Extracted information:
==*==
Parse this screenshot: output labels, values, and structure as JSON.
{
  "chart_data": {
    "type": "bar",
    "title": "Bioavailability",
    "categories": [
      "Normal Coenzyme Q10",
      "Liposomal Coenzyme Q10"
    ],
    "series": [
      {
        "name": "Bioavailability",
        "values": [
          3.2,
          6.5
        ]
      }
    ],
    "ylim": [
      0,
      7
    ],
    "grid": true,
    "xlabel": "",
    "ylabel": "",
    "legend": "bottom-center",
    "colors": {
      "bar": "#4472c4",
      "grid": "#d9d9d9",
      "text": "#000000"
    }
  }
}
==*==
Problem requirements: Nothing but a number should be given for this: how many lines in the entries above contain "Bioavailability"?

Response: 2